-------- TASK INPUT --------

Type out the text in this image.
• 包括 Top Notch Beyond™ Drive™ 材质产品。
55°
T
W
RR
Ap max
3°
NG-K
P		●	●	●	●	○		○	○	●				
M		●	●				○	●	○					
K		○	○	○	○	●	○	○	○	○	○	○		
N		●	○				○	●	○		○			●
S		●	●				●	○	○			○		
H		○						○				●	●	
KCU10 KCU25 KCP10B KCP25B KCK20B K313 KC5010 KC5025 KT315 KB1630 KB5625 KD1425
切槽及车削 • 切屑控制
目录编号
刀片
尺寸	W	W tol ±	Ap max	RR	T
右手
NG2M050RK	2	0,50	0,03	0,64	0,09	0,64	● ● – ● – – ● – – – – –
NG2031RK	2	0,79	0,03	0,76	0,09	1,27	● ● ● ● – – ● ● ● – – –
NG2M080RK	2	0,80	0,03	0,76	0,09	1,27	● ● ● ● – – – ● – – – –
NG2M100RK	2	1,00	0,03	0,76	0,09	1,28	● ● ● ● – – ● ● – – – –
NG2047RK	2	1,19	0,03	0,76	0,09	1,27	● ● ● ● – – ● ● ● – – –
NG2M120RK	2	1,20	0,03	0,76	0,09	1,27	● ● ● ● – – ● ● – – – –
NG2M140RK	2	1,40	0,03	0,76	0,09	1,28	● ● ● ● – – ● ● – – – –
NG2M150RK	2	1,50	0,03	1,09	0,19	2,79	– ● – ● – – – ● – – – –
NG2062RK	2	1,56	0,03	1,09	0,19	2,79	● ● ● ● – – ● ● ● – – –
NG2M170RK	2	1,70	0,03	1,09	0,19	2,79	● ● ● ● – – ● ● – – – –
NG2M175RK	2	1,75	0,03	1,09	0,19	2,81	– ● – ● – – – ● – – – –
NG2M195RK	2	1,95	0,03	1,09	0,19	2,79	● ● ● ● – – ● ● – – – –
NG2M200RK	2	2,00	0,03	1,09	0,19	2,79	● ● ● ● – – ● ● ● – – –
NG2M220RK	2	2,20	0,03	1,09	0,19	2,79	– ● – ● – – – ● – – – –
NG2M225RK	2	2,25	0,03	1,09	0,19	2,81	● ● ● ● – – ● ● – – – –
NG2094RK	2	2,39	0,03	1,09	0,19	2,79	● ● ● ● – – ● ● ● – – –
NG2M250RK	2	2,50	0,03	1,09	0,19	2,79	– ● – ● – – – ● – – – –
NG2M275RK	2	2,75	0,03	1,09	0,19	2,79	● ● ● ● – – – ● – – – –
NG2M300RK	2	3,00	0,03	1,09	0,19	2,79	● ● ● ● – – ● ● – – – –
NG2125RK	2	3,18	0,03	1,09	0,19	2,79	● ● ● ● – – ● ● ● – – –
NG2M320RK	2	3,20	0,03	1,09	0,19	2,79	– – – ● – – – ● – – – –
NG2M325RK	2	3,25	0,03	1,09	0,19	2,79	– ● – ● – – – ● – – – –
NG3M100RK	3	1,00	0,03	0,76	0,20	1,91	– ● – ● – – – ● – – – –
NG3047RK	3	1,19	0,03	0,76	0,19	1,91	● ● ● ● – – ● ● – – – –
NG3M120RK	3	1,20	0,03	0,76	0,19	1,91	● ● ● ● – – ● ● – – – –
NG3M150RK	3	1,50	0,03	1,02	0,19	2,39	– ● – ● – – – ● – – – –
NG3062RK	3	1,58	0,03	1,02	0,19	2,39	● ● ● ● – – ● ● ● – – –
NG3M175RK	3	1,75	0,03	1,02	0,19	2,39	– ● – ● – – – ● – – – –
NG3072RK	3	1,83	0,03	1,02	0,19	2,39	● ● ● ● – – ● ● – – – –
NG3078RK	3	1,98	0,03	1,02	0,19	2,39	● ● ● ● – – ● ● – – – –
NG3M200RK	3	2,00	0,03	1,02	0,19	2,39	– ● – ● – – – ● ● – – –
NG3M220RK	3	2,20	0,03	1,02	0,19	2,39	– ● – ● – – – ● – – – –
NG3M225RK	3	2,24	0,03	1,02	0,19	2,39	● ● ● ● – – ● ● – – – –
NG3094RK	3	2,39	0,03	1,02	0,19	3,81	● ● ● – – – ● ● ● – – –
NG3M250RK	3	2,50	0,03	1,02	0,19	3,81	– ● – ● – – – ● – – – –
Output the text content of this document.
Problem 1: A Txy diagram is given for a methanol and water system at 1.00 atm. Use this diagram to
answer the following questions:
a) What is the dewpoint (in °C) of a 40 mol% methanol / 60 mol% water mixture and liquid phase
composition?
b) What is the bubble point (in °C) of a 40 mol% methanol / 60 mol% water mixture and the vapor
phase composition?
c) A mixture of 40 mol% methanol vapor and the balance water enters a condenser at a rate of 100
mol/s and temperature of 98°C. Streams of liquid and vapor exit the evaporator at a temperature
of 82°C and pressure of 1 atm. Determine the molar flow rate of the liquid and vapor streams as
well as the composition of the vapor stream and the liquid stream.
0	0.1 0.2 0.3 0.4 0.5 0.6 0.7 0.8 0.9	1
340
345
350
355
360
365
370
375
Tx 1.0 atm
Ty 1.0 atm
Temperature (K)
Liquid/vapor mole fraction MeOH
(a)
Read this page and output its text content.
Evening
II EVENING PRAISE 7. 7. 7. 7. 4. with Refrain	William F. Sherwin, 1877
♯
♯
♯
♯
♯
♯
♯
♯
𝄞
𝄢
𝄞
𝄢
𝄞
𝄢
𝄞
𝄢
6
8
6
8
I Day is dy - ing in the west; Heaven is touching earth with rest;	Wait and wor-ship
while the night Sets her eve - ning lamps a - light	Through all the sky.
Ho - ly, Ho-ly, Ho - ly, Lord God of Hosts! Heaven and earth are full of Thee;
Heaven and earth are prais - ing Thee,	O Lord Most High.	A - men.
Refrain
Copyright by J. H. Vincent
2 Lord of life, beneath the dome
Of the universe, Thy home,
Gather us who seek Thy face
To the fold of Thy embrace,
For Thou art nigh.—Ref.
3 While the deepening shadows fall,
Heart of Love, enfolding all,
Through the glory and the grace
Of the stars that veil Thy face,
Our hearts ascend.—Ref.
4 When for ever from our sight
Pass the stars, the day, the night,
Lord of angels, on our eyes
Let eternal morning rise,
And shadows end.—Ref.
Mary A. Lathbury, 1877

--------

# TASK REQUIREMENTS
Repeat the records above exactly.

# SOLUTION
Type out the text in this image.
• 包括 Top Notch Beyond™ Drive™ 材质产品。
55°
T
W
RR
Ap max
3°
NG-K
P		●	●	●	●	○		○	○	●				
M		●	●				○	●	○					
K		○	○	○	○	●	○	○	○	○	○	○		
N		●	○				○	●	○		○			●
S		●	●				●	○	○			○		
H		○						○				●	●	
KCU10 KCU25 KCP10B KCP25B KCK20B K313 KC5010 KC5025 KT315 KB1630 KB5625 KD1425
切槽及车削 • 切屑控制
目录编号
刀片
尺寸	W	W tol ±	Ap max	RR	T
右手
NG2M050RK	2	0,50	0,03	0,64	0,09	0,64	● ● – ● – – ● – – – – –
NG2031RK	2	0,79	0,03	0,76	0,09	1,27	● ● ● ● – – ● ● ● – – –
NG2M080RK	2	0,80	0,03	0,76	0,09	1,27	● ● ● ● – – – ● – – – –
NG2M100RK	2	1,00	0,03	0,76	0,09	1,28	● ● ● ● – – ● ● – – – –
NG2047RK	2	1,19	0,03	0,76	0,09	1,27	● ● ● ● – – ● ● ● – – –
NG2M120RK	2	1,20	0,03	0,76	0,09	1,27	● ● ● ● – – ● ● – – – –
NG2M140RK	2	1,40	0,03	0,76	0,09	1,28	● ● ● ● – – ● ● – – – –
NG2M150RK	2	1,50	0,03	1,09	0,19	2,79	– ● – ● – – – ● – – – –
NG2062RK	2	1,56	0,03	1,09	0,19	2,79	● ● ● ● – – ● ● ● – – –
NG2M170RK	2	1,70	0,03	1,09	0,19	2,79	● ● ● ● – – ● ● – – – –
NG2M175RK	2	1,75	0,03	1,09	0,19	2,81	– ● – ● – – – ● – – – –
NG2M195RK	2	1,95	0,03	1,09	0,19	2,79	● ● ● ● – – ● ● – – – –
NG2M200RK	2	2,00	0,03	1,09	0,19	2,79	● ● ● ● – – ● ● ● – – –
NG2M220RK	2	2,20	0,03	1,09	0,19	2,79	– ● – ● – – – ● – – – –
NG2M225RK	2	2,25	0,03	1,09	0,19	2,81	● ● ● ● – – ● ● – – – –
NG2094RK	2	2,39	0,03	1,09	0,19	2,79	● ● ● ● – – ● ● ● – – –
NG2M250RK	2	2,50	0,03	1,09	0,19	2,79	– ● – ● – – – ● – – – –
NG2M275RK	2	2,75	0,03	1,09	0,19	2,79	● ● ● ● – – – ● – – – –
NG2M300RK	2	3,00	0,03	1,09	0,19	2,79	● ● ● ● – – ● ● – – – –
NG2125RK	2	3,18	0,03	1,09	0,19	2,79	● ● ● ● – – ● ● ● – – –
NG2M320RK	2	3,20	0,03	1,09	0,19	2,79	– – – ● – – – ● – – – –
NG2M325RK	2	3,25	0,03	1,09	0,19	2,79	– ● – ● – – – ● – – – –
NG3M100RK	3	1,00	0,03	0,76	0,20	1,91	– ● – ● – – – ● – – – –
NG3047RK	3	1,19	0,03	0,76	0,19	1,91	● ● ● ● – – ● ● – – – –
NG3M120RK	3	1,20	0,03	0,76	0,19	1,91	● ● ● ● – – ● ● – – – –
NG3M150RK	3	1,50	0,03	1,02	0,19	2,39	– ● – ● – – – ● – – – –
NG3062RK	3	1,58	0,03	1,02	0,19	2,39	● ● ● ● – – ● ● ● – – –
NG3M175RK	3	1,75	0,03	1,02	0,19	2,39	– ● – ● – – – ● – – – –
NG3072RK	3	1,83	0,03	1,02	0,19	2,39	● ● ● ● – – ● ● – – – –
NG3078RK	3	1,98	0,03	1,02	0,19	2,39	● ● ● ● – – ● ● – – – –
NG3M200RK	3	2,00	0,03	1,02	0,19	2,39	– ● – ● – – – ● ● – – –
NG3M220RK	3	2,20	0,03	1,02	0,19	2,39	– ● – ● – – – ● – – – –
NG3M225RK	3	2,24	0,03	1,02	0,19	2,39	● ● ● ● – – ● ● – – – –
NG3094RK	3	2,39	0,03	1,02	0,19	3,81	● ● ● – – – ● ● ● – – –
NG3M250RK	3	2,50	0,03	1,02	0,19	3,81	– ● – ● – – – ● – – – –
Output the text content of this document.
Problem 1: A Txy diagram is given for a methanol and water system at 1.00 atm. Use this diagram to
answer the following questions:
a) What is the dewpoint (in °C) of a 40 mol% methanol / 60 mol% water mixture and liquid phase
composition?
b) What is the bubble point (in °C) of a 40 mol% methanol / 60 mol% water mixture and the vapor
phase composition?
c) A mixture of 40 mol% methanol vapor and the balance water enters a condenser at a rate of 100
mol/s and temperature of 98°C. Streams of liquid and vapor exit the evaporator at a temperature
of 82°C and pressure of 1 atm. Determine the molar flow rate of the liquid and vapor streams as
well as the composition of the vapor stream and the liquid stream.
0	0.1 0.2 0.3 0.4 0.5 0.6 0.7 0.8 0.9	1
340
345
350
355
360
365
370
375
Tx 1.0 atm
Ty 1.0 atm
Temperature (K)
Liquid/vapor mole fraction MeOH
(a)
Read this page and output its text content.
Evening
II EVENING PRAISE 7. 7. 7. 7. 4. with Refrain	William F. Sherwin, 1877
♯
♯
♯
♯
♯
♯
♯
♯
𝄞
𝄢
𝄞
𝄢
𝄞
𝄢
𝄞
𝄢
6
8
6
8
I Day is dy - ing in the west; Heaven is touching earth with rest;	Wait and wor-ship
while the night Sets her eve - ning lamps a - light	Through all the sky.
Ho - ly, Ho-ly, Ho - ly, Lord God of Hosts! Heaven and earth are full of Thee;
Heaven and earth are prais - ing Thee,	O Lord Most High.	A - men.
Refrain
Copyright by J. H. Vincent
2 Lord of life, beneath the dome
Of the universe, Thy home,
Gather us who seek Thy face
To the fold of Thy embrace,
For Thou art nigh.—Ref.
3 While the deepening shadows fall,
Heart of Love, enfolding all,
Through the glory and the grace
Of the stars that veil Thy face,
Our hearts ascend.—Ref.
4 When for ever from our sight
Pass the stars, the day, the night,
Lord of angels, on our eyes
Let eternal morning rise,
And shadows end.—Ref.
Mary A. Lathbury, 1877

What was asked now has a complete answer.